◆ **TASK**: Repeat the material verbatim and drop the pictures.

(Stored data)
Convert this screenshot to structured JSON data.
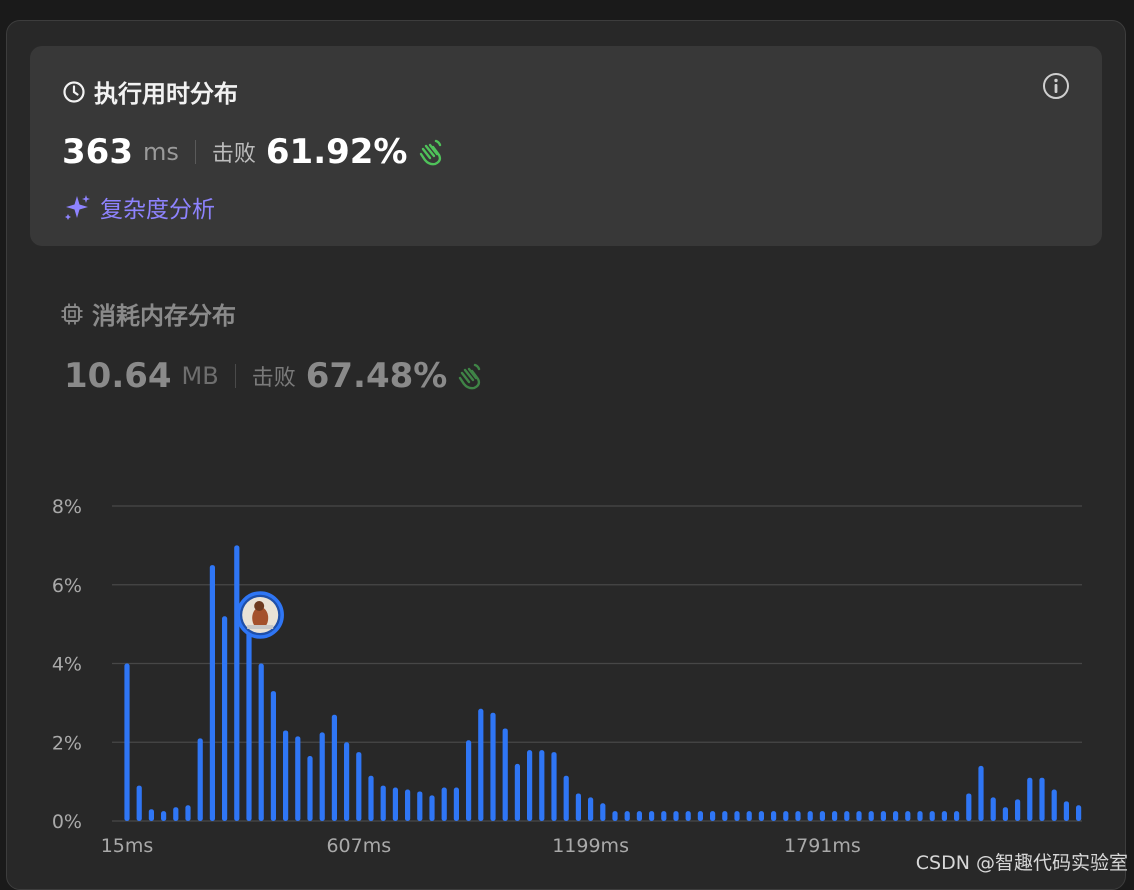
{
  "runtime": {
    "title": "执行用时分布",
    "value": "363",
    "unit": "ms",
    "beat_label": "击败",
    "beat_pct": "61.92%",
    "complexity_link": "复杂度分析"
  },
  "memory": {
    "title": "消耗内存分布",
    "value": "10.64",
    "unit": "MB",
    "beat_label": "击败",
    "beat_pct": "67.48%"
  },
  "colors": {
    "bar": "#2f76f5",
    "grid": "#474747",
    "axis_text": "#a9a9a9",
    "accent_purple": "#8e83ff",
    "hands_green": "#4fc25a"
  },
  "chart_data": {
    "type": "bar",
    "x_tick_labels": [
      "15ms",
      "607ms",
      "1199ms",
      "1791ms"
    ],
    "y_tick_labels": [
      "0%",
      "2%",
      "4%",
      "6%",
      "8%"
    ],
    "ylim": [
      0,
      8
    ],
    "grid": true,
    "marker_bin_index": 11,
    "series": [
      {
        "values": [
          4.0,
          0.9,
          0.3,
          0.25,
          0.35,
          0.4,
          2.1,
          6.5,
          5.2,
          7.0,
          4.9,
          4.0,
          3.3,
          2.3,
          2.15,
          1.65,
          2.25,
          2.7,
          2.0,
          1.75,
          1.15,
          0.9,
          0.85,
          0.8,
          0.75,
          0.65,
          0.85,
          0.85,
          2.05,
          2.85,
          2.75,
          2.35,
          1.45,
          1.8,
          1.8,
          1.75,
          1.15,
          0.7,
          0.6,
          0.45,
          0.25,
          0.25,
          0.25,
          0.25,
          0.25,
          0.25,
          0.25,
          0.25,
          0.25,
          0.25,
          0.25,
          0.25,
          0.25,
          0.25,
          0.25,
          0.25,
          0.25,
          0.25,
          0.25,
          0.25,
          0.25,
          0.25,
          0.25,
          0.25,
          0.25,
          0.25,
          0.25,
          0.25,
          0.25,
          0.7,
          1.4,
          0.6,
          0.35,
          0.55,
          1.1,
          1.1,
          0.8,
          0.5,
          0.4
        ]
      }
    ]
  },
  "watermark": "CSDN @智趣代码实验室"
}
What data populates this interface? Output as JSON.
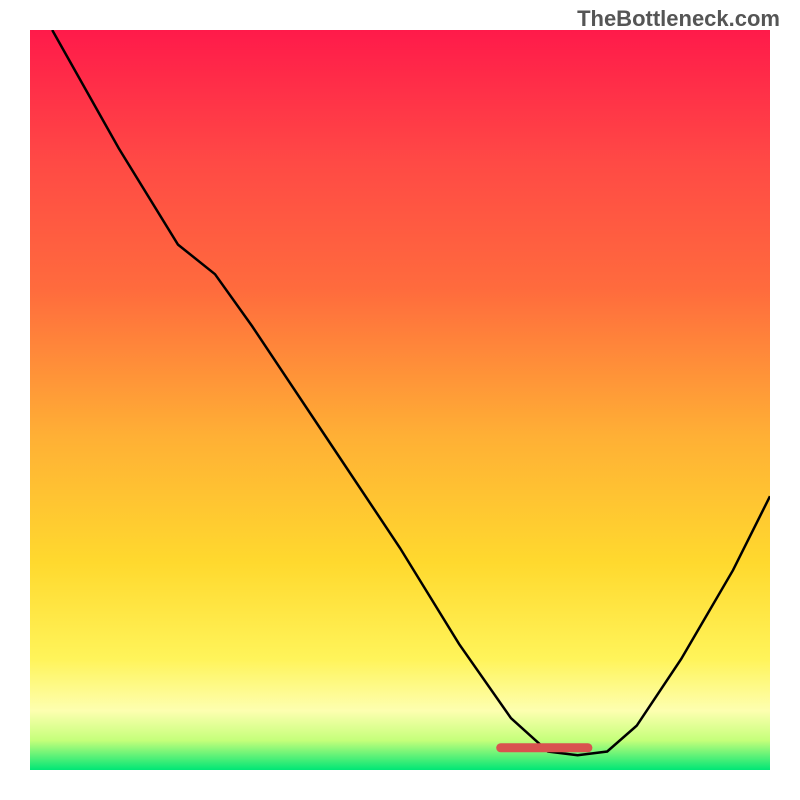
{
  "watermark": "TheBottleneck.com",
  "chart_data": {
    "type": "line",
    "title": "",
    "xlabel": "",
    "ylabel": "",
    "xlim": [
      0,
      100
    ],
    "ylim": [
      0,
      100
    ],
    "gradient_colors": {
      "top": "#ff1a4a",
      "mid1": "#ff6b3d",
      "mid2": "#ffb035",
      "mid3": "#ffd92e",
      "mid4": "#fff45a",
      "mid5": "#fdffb0",
      "mid6": "#c5ff7a",
      "bottom": "#00e676"
    },
    "curve": [
      {
        "x": 3,
        "y": 100
      },
      {
        "x": 12,
        "y": 84
      },
      {
        "x": 20,
        "y": 71
      },
      {
        "x": 25,
        "y": 67
      },
      {
        "x": 30,
        "y": 60
      },
      {
        "x": 40,
        "y": 45
      },
      {
        "x": 50,
        "y": 30
      },
      {
        "x": 58,
        "y": 17
      },
      {
        "x": 65,
        "y": 7
      },
      {
        "x": 70,
        "y": 2.5
      },
      {
        "x": 74,
        "y": 2
      },
      {
        "x": 78,
        "y": 2.5
      },
      {
        "x": 82,
        "y": 6
      },
      {
        "x": 88,
        "y": 15
      },
      {
        "x": 95,
        "y": 27
      },
      {
        "x": 100,
        "y": 37
      }
    ],
    "marker": {
      "x_start": 63,
      "x_end": 76,
      "y": 3,
      "color": "#d9534f"
    }
  }
}
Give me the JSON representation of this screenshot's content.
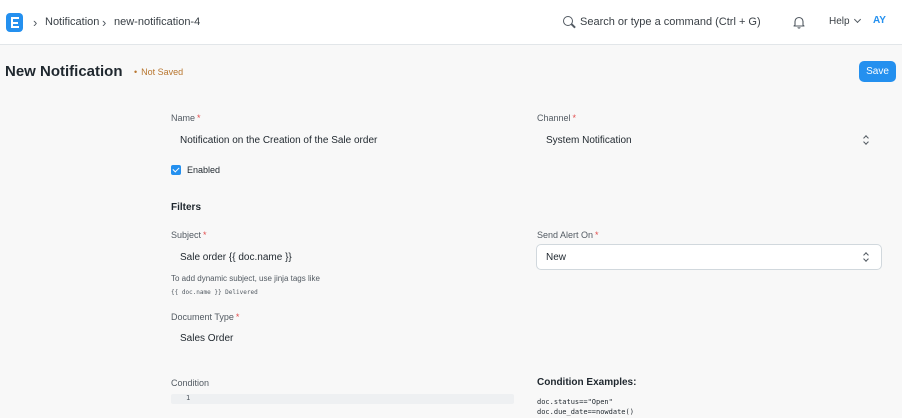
{
  "navbar": {
    "breadcrumbs": [
      "Notification",
      "new-notification-4"
    ],
    "search_placeholder": "Search or type a command (Ctrl + G)",
    "help_label": "Help",
    "avatar_initials": "AY"
  },
  "page": {
    "title": "New Notification",
    "status": "Not Saved",
    "save_label": "Save"
  },
  "form": {
    "name": {
      "label": "Name",
      "value": "Notification on the Creation of the Sale order"
    },
    "channel": {
      "label": "Channel",
      "value": "System Notification"
    },
    "enabled": {
      "label": "Enabled",
      "checked": true
    },
    "filters_title": "Filters",
    "subject": {
      "label": "Subject",
      "value": "Sale order {{ doc.name }}",
      "help": "To add dynamic subject, use jinja tags like",
      "help_code": "{{ doc.name }} Delivered"
    },
    "send_alert_on": {
      "label": "Send Alert On",
      "value": "New"
    },
    "document_type": {
      "label": "Document Type",
      "value": "Sales Order"
    },
    "condition": {
      "label": "Condition",
      "line_number": "1"
    },
    "condition_examples": {
      "title": "Condition Examples:",
      "lines": [
        "doc.status==\"Open\"",
        "doc.due_date==nowdate()"
      ]
    }
  },
  "colors": {
    "primary": "#2490ef",
    "not_saved": "#b8762f",
    "required": "#e24c4c"
  }
}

◆ **RESPONSE FOR THIS EXERCISE**:
Convert this screenshot to structured JSON data.
{
  "runtime": {
    "title": "执行用时分布",
    "value": "363",
    "unit": "ms",
    "beat_label": "击败",
    "beat_pct": "61.92%",
    "complexity_link": "复杂度分析"
  },
  "memory": {
    "title": "消耗内存分布",
    "value": "10.64",
    "unit": "MB",
    "beat_label": "击败",
    "beat_pct": "67.48%"
  },
  "colors": {
    "bar": "#2f76f5",
    "grid": "#474747",
    "axis_text": "#a9a9a9",
    "accent_purple": "#8e83ff",
    "hands_green": "#4fc25a"
  },
  "chart_data": {
    "type": "bar",
    "x_tick_labels": [
      "15ms",
      "607ms",
      "1199ms",
      "1791ms"
    ],
    "y_tick_labels": [
      "0%",
      "2%",
      "4%",
      "6%",
      "8%"
    ],
    "ylim": [
      0,
      8
    ],
    "grid": true,
    "marker_bin_index": 11,
    "series": [
      {
        "values": [
          4.0,
          0.9,
          0.3,
          0.25,
          0.35,
          0.4,
          2.1,
          6.5,
          5.2,
          7.0,
          4.9,
          4.0,
          3.3,
          2.3,
          2.15,
          1.65,
          2.25,
          2.7,
          2.0,
          1.75,
          1.15,
          0.9,
          0.85,
          0.8,
          0.75,
          0.65,
          0.85,
          0.85,
          2.05,
          2.85,
          2.75,
          2.35,
          1.45,
          1.8,
          1.8,
          1.75,
          1.15,
          0.7,
          0.6,
          0.45,
          0.25,
          0.25,
          0.25,
          0.25,
          0.25,
          0.25,
          0.25,
          0.25,
          0.25,
          0.25,
          0.25,
          0.25,
          0.25,
          0.25,
          0.25,
          0.25,
          0.25,
          0.25,
          0.25,
          0.25,
          0.25,
          0.25,
          0.25,
          0.25,
          0.25,
          0.25,
          0.25,
          0.25,
          0.25,
          0.7,
          1.4,
          0.6,
          0.35,
          0.55,
          1.1,
          1.1,
          0.8,
          0.5,
          0.4
        ]
      }
    ]
  },
  "watermark": "CSDN @智趣代码实验室"
}
What data populates this interface? Output as JSON.
{
  "watermark": "TheBottleneck.com",
  "chart_data": {
    "type": "line",
    "title": "",
    "xlabel": "",
    "ylabel": "",
    "xlim": [
      0,
      100
    ],
    "ylim": [
      0,
      100
    ],
    "gradient_colors": {
      "top": "#ff1a4a",
      "mid1": "#ff6b3d",
      "mid2": "#ffb035",
      "mid3": "#ffd92e",
      "mid4": "#fff45a",
      "mid5": "#fdffb0",
      "mid6": "#c5ff7a",
      "bottom": "#00e676"
    },
    "curve": [
      {
        "x": 3,
        "y": 100
      },
      {
        "x": 12,
        "y": 84
      },
      {
        "x": 20,
        "y": 71
      },
      {
        "x": 25,
        "y": 67
      },
      {
        "x": 30,
        "y": 60
      },
      {
        "x": 40,
        "y": 45
      },
      {
        "x": 50,
        "y": 30
      },
      {
        "x": 58,
        "y": 17
      },
      {
        "x": 65,
        "y": 7
      },
      {
        "x": 70,
        "y": 2.5
      },
      {
        "x": 74,
        "y": 2
      },
      {
        "x": 78,
        "y": 2.5
      },
      {
        "x": 82,
        "y": 6
      },
      {
        "x": 88,
        "y": 15
      },
      {
        "x": 95,
        "y": 27
      },
      {
        "x": 100,
        "y": 37
      }
    ],
    "marker": {
      "x_start": 63,
      "x_end": 76,
      "y": 3,
      "color": "#d9534f"
    }
  }
}
Give me the JSON representation of this screenshot's content.
{
  "navbar": {
    "breadcrumbs": [
      "Notification",
      "new-notification-4"
    ],
    "search_placeholder": "Search or type a command (Ctrl + G)",
    "help_label": "Help",
    "avatar_initials": "AY"
  },
  "page": {
    "title": "New Notification",
    "status": "Not Saved",
    "save_label": "Save"
  },
  "form": {
    "name": {
      "label": "Name",
      "value": "Notification on the Creation of the Sale order"
    },
    "channel": {
      "label": "Channel",
      "value": "System Notification"
    },
    "enabled": {
      "label": "Enabled",
      "checked": true
    },
    "filters_title": "Filters",
    "subject": {
      "label": "Subject",
      "value": "Sale order {{ doc.name }}",
      "help": "To add dynamic subject, use jinja tags like",
      "help_code": "{{ doc.name }} Delivered"
    },
    "send_alert_on": {
      "label": "Send Alert On",
      "value": "New"
    },
    "document_type": {
      "label": "Document Type",
      "value": "Sales Order"
    },
    "condition": {
      "label": "Condition",
      "line_number": "1"
    },
    "condition_examples": {
      "title": "Condition Examples:",
      "lines": [
        "doc.status==\"Open\"",
        "doc.due_date==nowdate()"
      ]
    }
  },
  "colors": {
    "primary": "#2490ef",
    "not_saved": "#b8762f",
    "required": "#e24c4c"
  }
}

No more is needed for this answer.